── Material provided ──
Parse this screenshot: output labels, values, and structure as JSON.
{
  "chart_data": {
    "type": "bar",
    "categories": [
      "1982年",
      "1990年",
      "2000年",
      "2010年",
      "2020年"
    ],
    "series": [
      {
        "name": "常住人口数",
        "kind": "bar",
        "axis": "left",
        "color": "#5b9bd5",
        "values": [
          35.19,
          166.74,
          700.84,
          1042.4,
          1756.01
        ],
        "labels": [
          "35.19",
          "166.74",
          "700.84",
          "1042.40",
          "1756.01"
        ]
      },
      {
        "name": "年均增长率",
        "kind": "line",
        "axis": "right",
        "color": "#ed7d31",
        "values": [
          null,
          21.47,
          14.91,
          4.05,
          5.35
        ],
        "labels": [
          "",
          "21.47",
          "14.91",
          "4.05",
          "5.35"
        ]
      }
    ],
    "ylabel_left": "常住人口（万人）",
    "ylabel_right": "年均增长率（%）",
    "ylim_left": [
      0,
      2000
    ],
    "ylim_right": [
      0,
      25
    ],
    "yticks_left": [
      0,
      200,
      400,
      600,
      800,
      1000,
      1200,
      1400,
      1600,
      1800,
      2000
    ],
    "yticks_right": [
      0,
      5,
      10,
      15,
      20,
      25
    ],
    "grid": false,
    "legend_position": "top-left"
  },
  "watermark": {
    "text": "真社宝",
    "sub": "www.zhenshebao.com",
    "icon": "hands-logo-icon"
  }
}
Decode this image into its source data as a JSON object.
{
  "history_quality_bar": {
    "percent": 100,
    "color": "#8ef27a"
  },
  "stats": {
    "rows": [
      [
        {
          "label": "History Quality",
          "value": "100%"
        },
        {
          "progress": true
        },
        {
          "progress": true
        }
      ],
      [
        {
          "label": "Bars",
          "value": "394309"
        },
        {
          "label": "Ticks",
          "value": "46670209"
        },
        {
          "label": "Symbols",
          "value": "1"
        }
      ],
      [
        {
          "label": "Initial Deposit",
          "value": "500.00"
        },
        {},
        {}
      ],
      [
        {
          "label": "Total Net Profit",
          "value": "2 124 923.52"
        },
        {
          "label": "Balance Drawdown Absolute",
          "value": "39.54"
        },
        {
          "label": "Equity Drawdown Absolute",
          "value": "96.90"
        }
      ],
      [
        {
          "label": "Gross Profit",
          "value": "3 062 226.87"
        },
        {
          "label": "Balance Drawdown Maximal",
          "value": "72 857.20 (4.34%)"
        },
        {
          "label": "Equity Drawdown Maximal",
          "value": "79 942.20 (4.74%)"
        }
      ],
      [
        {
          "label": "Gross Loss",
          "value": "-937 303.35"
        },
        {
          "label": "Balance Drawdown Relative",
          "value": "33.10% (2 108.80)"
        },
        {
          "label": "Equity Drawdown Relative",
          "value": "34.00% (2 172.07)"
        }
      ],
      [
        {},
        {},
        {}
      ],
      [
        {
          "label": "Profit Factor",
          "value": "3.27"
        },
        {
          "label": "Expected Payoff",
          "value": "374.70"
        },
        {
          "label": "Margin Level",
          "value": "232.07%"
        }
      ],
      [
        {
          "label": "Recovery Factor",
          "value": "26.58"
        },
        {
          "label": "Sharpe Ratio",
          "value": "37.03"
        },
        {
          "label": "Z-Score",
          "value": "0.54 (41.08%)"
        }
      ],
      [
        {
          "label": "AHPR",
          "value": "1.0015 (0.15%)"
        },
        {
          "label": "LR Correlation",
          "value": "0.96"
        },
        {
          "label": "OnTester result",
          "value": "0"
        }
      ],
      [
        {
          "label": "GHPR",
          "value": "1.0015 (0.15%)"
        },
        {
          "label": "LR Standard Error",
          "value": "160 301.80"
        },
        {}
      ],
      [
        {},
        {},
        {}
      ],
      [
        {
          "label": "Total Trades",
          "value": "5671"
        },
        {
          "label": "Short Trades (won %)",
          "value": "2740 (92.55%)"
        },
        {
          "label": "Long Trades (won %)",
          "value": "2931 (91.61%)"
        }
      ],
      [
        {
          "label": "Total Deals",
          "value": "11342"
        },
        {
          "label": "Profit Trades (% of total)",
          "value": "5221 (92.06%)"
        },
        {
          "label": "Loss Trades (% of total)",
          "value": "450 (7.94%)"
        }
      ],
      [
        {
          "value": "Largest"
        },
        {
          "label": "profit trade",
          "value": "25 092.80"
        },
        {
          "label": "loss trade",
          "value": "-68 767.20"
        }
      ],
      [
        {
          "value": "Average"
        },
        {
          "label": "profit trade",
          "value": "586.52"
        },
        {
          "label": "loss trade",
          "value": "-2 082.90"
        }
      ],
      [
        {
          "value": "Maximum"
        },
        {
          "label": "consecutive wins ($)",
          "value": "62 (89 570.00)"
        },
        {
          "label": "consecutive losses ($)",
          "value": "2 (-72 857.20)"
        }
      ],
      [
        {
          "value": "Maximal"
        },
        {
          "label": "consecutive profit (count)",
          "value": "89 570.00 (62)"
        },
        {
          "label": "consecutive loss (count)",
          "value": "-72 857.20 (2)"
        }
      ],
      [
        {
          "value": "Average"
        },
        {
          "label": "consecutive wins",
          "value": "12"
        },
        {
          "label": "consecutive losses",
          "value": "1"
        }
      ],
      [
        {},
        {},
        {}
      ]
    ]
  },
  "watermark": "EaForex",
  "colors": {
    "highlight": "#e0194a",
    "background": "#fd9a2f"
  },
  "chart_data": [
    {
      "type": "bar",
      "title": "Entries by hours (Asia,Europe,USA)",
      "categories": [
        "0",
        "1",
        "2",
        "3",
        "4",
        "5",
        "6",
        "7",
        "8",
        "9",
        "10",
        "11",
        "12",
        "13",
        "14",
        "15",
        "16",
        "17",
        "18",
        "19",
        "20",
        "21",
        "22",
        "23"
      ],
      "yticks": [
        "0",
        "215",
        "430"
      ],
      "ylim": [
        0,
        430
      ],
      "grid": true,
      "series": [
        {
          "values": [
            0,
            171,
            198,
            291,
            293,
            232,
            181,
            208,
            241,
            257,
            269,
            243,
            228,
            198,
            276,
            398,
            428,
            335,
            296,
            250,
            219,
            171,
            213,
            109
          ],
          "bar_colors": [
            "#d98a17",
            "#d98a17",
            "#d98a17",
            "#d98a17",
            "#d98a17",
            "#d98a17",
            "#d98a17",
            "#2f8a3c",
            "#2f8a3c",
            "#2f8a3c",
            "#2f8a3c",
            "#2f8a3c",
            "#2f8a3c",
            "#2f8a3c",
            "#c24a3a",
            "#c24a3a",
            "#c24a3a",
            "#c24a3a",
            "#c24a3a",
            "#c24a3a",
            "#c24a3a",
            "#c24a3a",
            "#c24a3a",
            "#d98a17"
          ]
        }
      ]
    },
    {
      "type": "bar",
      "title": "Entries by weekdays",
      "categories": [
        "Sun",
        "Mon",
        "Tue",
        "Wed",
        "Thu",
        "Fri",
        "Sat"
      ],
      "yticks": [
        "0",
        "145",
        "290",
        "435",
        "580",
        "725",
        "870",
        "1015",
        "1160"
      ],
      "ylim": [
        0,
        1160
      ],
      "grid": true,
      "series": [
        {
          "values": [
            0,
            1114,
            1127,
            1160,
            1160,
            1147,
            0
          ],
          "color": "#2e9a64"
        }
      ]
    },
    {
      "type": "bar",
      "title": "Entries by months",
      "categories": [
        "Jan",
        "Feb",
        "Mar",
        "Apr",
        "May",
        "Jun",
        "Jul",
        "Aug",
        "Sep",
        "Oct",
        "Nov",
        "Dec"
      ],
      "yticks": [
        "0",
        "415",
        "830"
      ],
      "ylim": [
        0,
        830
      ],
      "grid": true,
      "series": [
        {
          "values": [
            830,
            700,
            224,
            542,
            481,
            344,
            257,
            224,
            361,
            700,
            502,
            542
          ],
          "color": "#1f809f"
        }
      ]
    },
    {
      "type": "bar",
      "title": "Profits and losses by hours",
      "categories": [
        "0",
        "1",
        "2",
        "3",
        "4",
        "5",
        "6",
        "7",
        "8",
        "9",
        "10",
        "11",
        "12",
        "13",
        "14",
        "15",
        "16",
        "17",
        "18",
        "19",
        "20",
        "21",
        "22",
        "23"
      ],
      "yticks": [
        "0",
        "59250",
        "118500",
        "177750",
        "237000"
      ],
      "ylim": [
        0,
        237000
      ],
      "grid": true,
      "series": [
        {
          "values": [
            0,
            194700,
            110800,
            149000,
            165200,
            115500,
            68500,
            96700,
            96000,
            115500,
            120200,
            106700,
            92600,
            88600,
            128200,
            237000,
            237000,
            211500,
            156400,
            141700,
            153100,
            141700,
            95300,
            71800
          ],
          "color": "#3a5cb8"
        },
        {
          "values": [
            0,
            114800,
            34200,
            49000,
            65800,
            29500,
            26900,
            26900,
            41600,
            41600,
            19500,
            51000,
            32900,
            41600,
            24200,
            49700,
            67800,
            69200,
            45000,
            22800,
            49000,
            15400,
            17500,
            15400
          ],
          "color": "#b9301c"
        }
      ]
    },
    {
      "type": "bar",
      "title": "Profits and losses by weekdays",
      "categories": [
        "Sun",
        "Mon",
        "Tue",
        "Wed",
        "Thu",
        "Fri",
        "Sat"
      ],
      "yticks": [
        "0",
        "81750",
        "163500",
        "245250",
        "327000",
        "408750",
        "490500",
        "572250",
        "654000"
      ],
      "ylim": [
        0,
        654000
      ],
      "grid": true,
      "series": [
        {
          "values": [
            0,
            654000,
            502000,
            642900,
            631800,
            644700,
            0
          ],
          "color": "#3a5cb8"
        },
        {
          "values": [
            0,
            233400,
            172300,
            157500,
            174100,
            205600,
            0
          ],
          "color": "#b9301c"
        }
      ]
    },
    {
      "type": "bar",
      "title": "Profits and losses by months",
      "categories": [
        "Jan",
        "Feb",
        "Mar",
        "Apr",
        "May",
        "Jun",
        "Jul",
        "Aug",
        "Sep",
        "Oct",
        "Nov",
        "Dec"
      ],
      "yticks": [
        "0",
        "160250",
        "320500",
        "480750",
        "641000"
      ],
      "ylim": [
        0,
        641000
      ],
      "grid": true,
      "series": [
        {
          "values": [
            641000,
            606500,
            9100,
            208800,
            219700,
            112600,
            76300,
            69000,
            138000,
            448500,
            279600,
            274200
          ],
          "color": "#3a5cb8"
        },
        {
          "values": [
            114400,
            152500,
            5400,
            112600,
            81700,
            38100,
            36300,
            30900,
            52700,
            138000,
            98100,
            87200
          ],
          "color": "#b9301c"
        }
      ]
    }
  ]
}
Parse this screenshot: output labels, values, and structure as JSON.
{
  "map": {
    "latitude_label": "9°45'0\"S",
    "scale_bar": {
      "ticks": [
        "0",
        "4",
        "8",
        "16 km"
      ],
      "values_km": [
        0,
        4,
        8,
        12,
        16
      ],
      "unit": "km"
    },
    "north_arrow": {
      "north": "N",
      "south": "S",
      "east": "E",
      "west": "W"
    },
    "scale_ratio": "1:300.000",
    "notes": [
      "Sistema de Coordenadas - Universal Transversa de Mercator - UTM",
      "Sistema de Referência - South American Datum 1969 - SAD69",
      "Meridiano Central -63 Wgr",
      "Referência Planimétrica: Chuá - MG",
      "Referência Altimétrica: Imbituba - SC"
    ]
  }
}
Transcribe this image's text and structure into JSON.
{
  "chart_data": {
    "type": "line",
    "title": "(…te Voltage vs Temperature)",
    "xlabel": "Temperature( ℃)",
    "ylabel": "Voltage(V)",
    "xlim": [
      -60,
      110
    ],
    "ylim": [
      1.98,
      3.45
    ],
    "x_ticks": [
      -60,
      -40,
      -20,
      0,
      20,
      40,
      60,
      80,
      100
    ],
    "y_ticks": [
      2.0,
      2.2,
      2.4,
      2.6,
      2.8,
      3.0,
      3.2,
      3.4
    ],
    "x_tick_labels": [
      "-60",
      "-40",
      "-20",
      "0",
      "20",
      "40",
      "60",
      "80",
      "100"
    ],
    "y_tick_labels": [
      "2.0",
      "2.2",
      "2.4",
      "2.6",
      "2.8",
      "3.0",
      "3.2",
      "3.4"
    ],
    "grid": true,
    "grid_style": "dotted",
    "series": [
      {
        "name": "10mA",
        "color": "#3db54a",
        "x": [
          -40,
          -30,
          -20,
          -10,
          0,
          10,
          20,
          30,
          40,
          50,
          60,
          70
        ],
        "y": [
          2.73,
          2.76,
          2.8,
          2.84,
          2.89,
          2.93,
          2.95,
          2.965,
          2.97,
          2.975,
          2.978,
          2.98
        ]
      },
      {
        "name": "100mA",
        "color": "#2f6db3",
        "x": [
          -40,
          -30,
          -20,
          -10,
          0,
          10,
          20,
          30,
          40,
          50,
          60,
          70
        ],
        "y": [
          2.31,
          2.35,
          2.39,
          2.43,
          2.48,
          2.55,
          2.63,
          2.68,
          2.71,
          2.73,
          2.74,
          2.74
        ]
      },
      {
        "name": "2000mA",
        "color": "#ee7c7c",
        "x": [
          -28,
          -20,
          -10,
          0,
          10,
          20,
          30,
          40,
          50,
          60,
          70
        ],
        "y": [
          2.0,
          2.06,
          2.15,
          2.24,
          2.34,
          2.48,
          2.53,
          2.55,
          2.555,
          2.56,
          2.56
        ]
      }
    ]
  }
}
───
Directions for this task: All lines that include "months" are to be gathered and copied.

Completed exercise:
      "title": "Entries by months",
      "title": "Profits and losses by months",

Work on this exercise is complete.